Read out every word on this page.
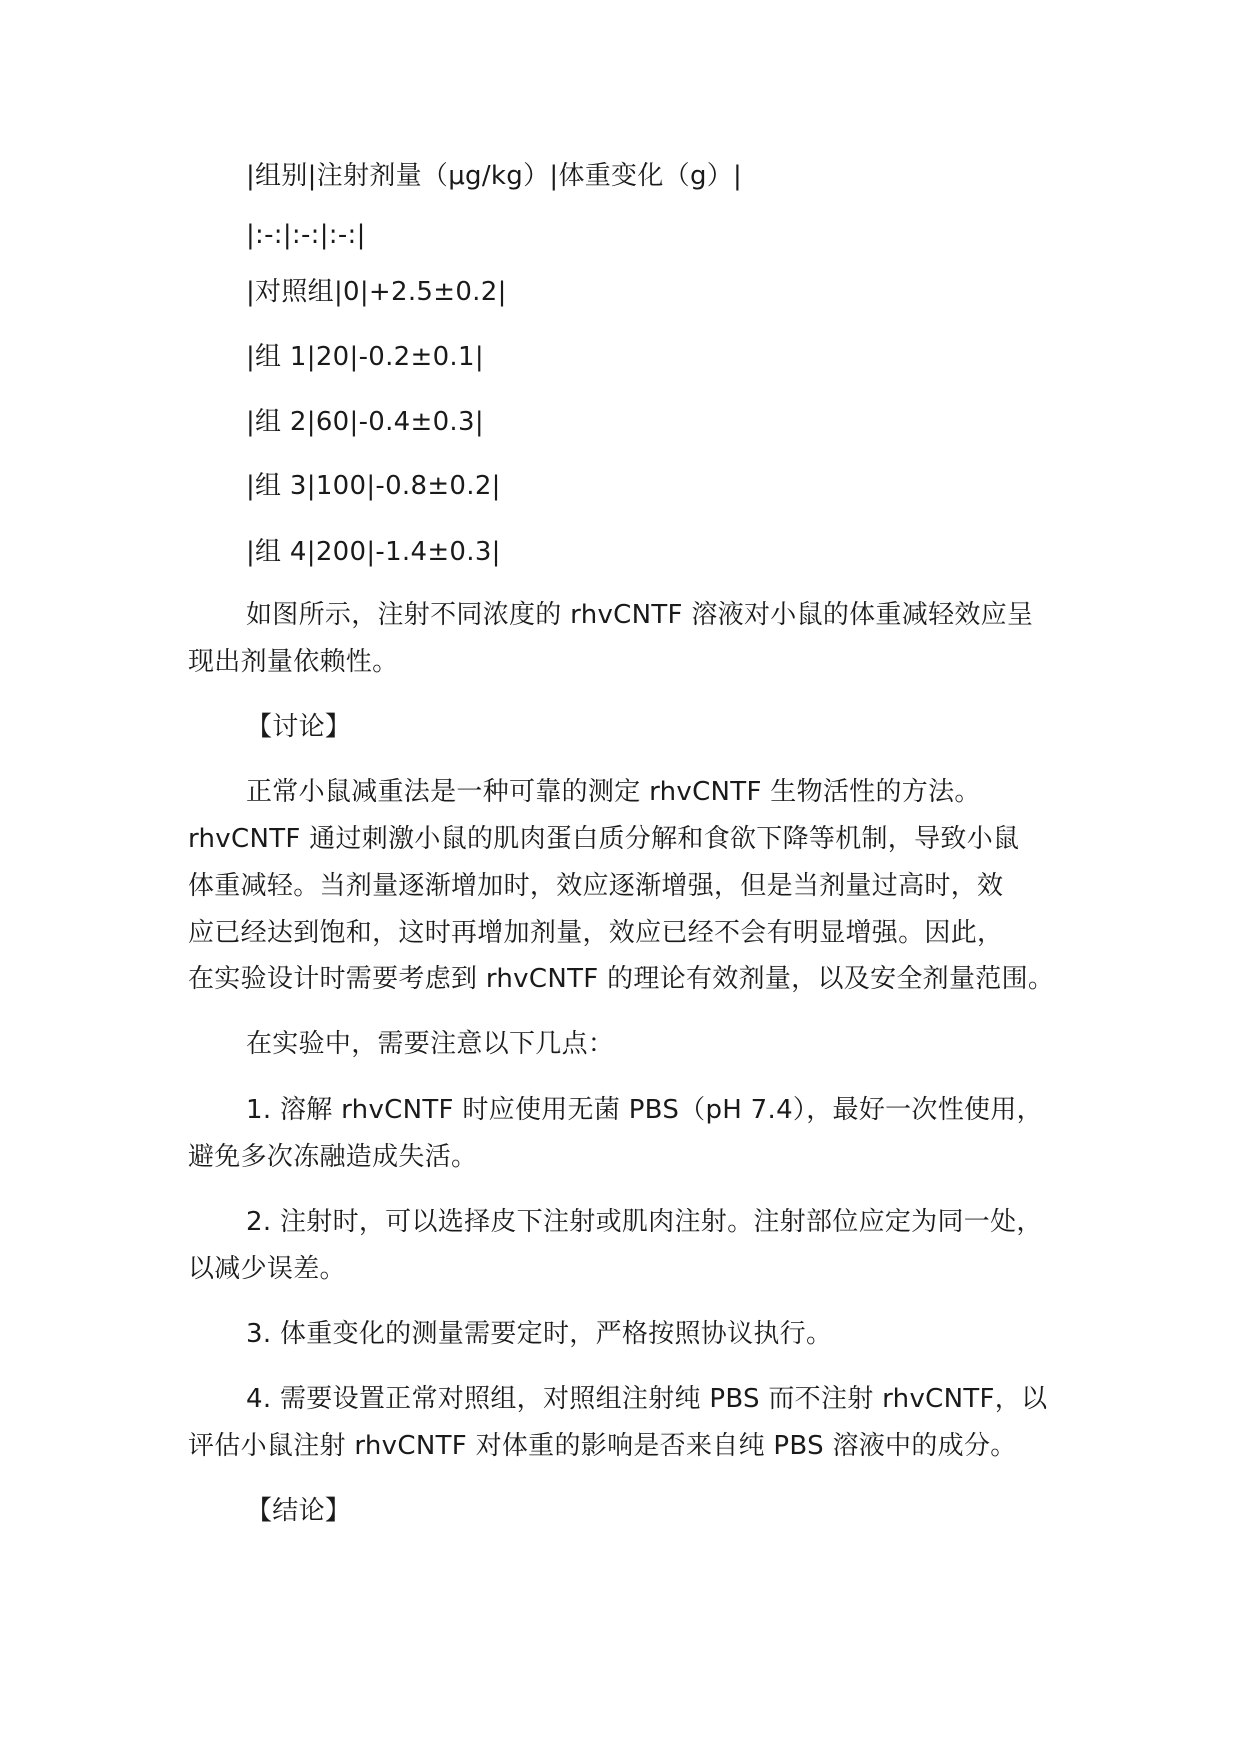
|组别|注射剂量（μg/kg）|体重变化（g）|
|:-:|:-:|:-:|
|对照组|0|+2.5±0.2|
|组 1|20|-0.2±0.1|
|组 2|60|-0.4±0.3|
|组 3|100|-0.8±0.2|
|组 4|200|-1.4±0.3|
如图所示，注射不同浓度的 rhvCNTF 溶液对小鼠的体重减轻效应呈
现出剂量依赖性。
【讨论】
正常小鼠减重法是一种可靠的测定 rhvCNTF 生物活性的方法。
rhvCNTF 通过刺激小鼠的肌肉蛋白质分解和食欲下降等机制，导致小鼠
体重减轻。当剂量逐渐增加时，效应逐渐增强，但是当剂量过高时，效
应已经达到饱和，这时再增加剂量，效应已经不会有明显增强。因此，
在实验设计时需要考虑到 rhvCNTF 的理论有效剂量，以及安全剂量范围。
在实验中，需要注意以下几点：
1. 溶解 rhvCNTF 时应使用无菌 PBS（pH 7.4），最好一次性使用，
避免多次冻融造成失活。
2. 注射时，可以选择皮下注射或肌肉注射。注射部位应定为同一处，
以减少误差。
3. 体重变化的测量需要定时，严格按照协议执行。
4. 需要设置正常对照组，对照组注射纯 PBS 而不注射 rhvCNTF，以
评估小鼠注射 rhvCNTF 对体重的影响是否来自纯 PBS 溶液中的成分。
【结论】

═══

**Given exercise**
Give all the lines above again, character for character, without pictures.

**Expected output**
Read out every word on this page.
|组别|注射剂量（μg/kg）|体重变化（g）|
|:-:|:-:|:-:|
|对照组|0|+2.5±0.2|
|组 1|20|-0.2±0.1|
|组 2|60|-0.4±0.3|
|组 3|100|-0.8±0.2|
|组 4|200|-1.4±0.3|
如图所示，注射不同浓度的 rhvCNTF 溶液对小鼠的体重减轻效应呈
现出剂量依赖性。
【讨论】
正常小鼠减重法是一种可靠的测定 rhvCNTF 生物活性的方法。
rhvCNTF 通过刺激小鼠的肌肉蛋白质分解和食欲下降等机制，导致小鼠
体重减轻。当剂量逐渐增加时，效应逐渐增强，但是当剂量过高时，效
应已经达到饱和，这时再增加剂量，效应已经不会有明显增强。因此，
在实验设计时需要考虑到 rhvCNTF 的理论有效剂量，以及安全剂量范围。
在实验中，需要注意以下几点：
1. 溶解 rhvCNTF 时应使用无菌 PBS（pH 7.4），最好一次性使用，
避免多次冻融造成失活。
2. 注射时，可以选择皮下注射或肌肉注射。注射部位应定为同一处，
以减少误差。
3. 体重变化的测量需要定时，严格按照协议执行。
4. 需要设置正常对照组，对照组注射纯 PBS 而不注射 rhvCNTF，以
评估小鼠注射 rhvCNTF 对体重的影响是否来自纯 PBS 溶液中的成分。
【结论】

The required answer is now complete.